[DATA LINES]
"""
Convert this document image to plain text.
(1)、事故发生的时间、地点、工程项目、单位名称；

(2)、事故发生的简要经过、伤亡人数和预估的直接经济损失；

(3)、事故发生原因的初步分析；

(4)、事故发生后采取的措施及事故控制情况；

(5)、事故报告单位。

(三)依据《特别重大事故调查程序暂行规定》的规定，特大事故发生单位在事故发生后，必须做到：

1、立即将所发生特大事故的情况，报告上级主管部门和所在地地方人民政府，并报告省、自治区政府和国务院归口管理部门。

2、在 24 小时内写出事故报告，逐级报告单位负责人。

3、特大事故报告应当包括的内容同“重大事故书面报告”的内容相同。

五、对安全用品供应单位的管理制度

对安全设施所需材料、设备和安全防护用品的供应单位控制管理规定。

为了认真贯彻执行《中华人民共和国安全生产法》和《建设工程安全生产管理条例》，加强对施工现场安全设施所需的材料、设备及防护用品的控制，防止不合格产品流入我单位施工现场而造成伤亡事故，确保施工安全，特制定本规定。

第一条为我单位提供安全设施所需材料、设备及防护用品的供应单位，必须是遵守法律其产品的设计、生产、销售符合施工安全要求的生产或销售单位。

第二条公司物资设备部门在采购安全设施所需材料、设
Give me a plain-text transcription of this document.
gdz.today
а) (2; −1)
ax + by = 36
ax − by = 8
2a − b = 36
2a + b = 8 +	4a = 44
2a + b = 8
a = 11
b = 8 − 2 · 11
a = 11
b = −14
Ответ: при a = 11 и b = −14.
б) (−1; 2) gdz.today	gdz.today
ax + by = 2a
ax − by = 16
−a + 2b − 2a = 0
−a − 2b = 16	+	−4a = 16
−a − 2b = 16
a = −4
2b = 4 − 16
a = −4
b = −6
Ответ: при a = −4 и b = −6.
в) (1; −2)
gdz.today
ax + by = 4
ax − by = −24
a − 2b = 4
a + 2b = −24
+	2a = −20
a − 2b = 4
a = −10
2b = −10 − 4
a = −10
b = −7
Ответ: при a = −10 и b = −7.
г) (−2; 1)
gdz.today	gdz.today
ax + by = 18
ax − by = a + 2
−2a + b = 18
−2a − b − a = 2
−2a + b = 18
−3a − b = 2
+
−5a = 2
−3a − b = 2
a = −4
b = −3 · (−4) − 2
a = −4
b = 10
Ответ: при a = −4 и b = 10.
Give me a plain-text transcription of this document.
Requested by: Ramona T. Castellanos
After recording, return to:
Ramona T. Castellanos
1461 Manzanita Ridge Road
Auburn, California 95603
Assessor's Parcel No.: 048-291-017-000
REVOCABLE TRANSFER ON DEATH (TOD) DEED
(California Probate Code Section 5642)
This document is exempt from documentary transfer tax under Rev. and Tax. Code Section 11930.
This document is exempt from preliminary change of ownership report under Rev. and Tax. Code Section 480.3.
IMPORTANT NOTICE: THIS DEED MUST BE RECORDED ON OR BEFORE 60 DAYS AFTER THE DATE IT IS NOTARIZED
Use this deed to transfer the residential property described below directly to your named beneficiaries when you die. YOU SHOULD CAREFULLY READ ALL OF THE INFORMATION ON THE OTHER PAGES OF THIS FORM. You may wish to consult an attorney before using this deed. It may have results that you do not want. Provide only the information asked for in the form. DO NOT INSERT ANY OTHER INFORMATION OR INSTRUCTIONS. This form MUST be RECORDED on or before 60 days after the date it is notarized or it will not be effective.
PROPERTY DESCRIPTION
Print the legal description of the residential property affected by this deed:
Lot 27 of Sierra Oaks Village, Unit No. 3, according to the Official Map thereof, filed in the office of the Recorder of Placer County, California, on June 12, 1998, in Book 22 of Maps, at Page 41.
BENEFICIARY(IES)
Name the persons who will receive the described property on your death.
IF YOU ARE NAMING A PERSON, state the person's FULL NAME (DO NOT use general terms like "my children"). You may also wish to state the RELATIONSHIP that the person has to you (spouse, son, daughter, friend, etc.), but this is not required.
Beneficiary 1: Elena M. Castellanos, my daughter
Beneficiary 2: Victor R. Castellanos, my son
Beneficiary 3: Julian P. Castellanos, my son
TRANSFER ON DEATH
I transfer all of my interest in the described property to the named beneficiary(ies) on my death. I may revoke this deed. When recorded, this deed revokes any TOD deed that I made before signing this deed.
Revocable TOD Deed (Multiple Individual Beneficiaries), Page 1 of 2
"""
[TASK TO CARRY OUT]
Transcribe every record above exactly as it appears.

[EXPECTED ANSWER]
Convert this document image to plain text.
(1)、事故发生的时间、地点、工程项目、单位名称；

(2)、事故发生的简要经过、伤亡人数和预估的直接经济损失；

(3)、事故发生原因的初步分析；

(4)、事故发生后采取的措施及事故控制情况；

(5)、事故报告单位。

(三)依据《特别重大事故调查程序暂行规定》的规定，特大事故发生单位在事故发生后，必须做到：

1、立即将所发生特大事故的情况，报告上级主管部门和所在地地方人民政府，并报告省、自治区政府和国务院归口管理部门。

2、在 24 小时内写出事故报告，逐级报告单位负责人。

3、特大事故报告应当包括的内容同“重大事故书面报告”的内容相同。

五、对安全用品供应单位的管理制度

对安全设施所需材料、设备和安全防护用品的供应单位控制管理规定。

为了认真贯彻执行《中华人民共和国安全生产法》和《建设工程安全生产管理条例》，加强对施工现场安全设施所需的材料、设备及防护用品的控制，防止不合格产品流入我单位施工现场而造成伤亡事故，确保施工安全，特制定本规定。

第一条为我单位提供安全设施所需材料、设备及防护用品的供应单位，必须是遵守法律其产品的设计、生产、销售符合施工安全要求的生产或销售单位。

第二条公司物资设备部门在采购安全设施所需材料、设
Give me a plain-text transcription of this document.
gdz.today
а) (2; −1)
ax + by = 36
ax − by = 8
2a − b = 36
2a + b = 8 +	4a = 44
2a + b = 8
a = 11
b = 8 − 2 · 11
a = 11
b = −14
Ответ: при a = 11 и b = −14.
б) (−1; 2) gdz.today	gdz.today
ax + by = 2a
ax − by = 16
−a + 2b − 2a = 0
−a − 2b = 16	+	−4a = 16
−a − 2b = 16
a = −4
2b = 4 − 16
a = −4
b = −6
Ответ: при a = −4 и b = −6.
в) (1; −2)
gdz.today
ax + by = 4
ax − by = −24
a − 2b = 4
a + 2b = −24
+	2a = −20
a − 2b = 4
a = −10
2b = −10 − 4
a = −10
b = −7
Ответ: при a = −10 и b = −7.
г) (−2; 1)
gdz.today	gdz.today
ax + by = 18
ax − by = a + 2
−2a + b = 18
−2a − b − a = 2
−2a + b = 18
−3a − b = 2
+
−5a = 2
−3a − b = 2
a = −4
b = −3 · (−4) − 2
a = −4
b = 10
Ответ: при a = −4 и b = 10.
Give me a plain-text transcription of this document.
Requested by: Ramona T. Castellanos
After recording, return to:
Ramona T. Castellanos
1461 Manzanita Ridge Road
Auburn, California 95603
Assessor's Parcel No.: 048-291-017-000
REVOCABLE TRANSFER ON DEATH (TOD) DEED
(California Probate Code Section 5642)
This document is exempt from documentary transfer tax under Rev. and Tax. Code Section 11930.
This document is exempt from preliminary change of ownership report under Rev. and Tax. Code Section 480.3.
IMPORTANT NOTICE: THIS DEED MUST BE RECORDED ON OR BEFORE 60 DAYS AFTER THE DATE IT IS NOTARIZED
Use this deed to transfer the residential property described below directly to your named beneficiaries when you die. YOU SHOULD CAREFULLY READ ALL OF THE INFORMATION ON THE OTHER PAGES OF THIS FORM. You may wish to consult an attorney before using this deed. It may have results that you do not want. Provide only the information asked for in the form. DO NOT INSERT ANY OTHER INFORMATION OR INSTRUCTIONS. This form MUST be RECORDED on or before 60 days after the date it is notarized or it will not be effective.
PROPERTY DESCRIPTION
Print the legal description of the residential property affected by this deed:
Lot 27 of Sierra Oaks Village, Unit No. 3, according to the Official Map thereof, filed in the office of the Recorder of Placer County, California, on June 12, 1998, in Book 22 of Maps, at Page 41.
BENEFICIARY(IES)
Name the persons who will receive the described property on your death.
IF YOU ARE NAMING A PERSON, state the person's FULL NAME (DO NOT use general terms like "my children"). You may also wish to state the RELATIONSHIP that the person has to you (spouse, son, daughter, friend, etc.), but this is not required.
Beneficiary 1: Elena M. Castellanos, my daughter
Beneficiary 2: Victor R. Castellanos, my son
Beneficiary 3: Julian P. Castellanos, my son
TRANSFER ON DEATH
I transfer all of my interest in the described property to the named beneficiary(ies) on my death. I may revoke this deed. When recorded, this deed revokes any TOD deed that I made before signing this deed.
Revocable TOD Deed (Multiple Individual Beneficiaries), Page 1 of 2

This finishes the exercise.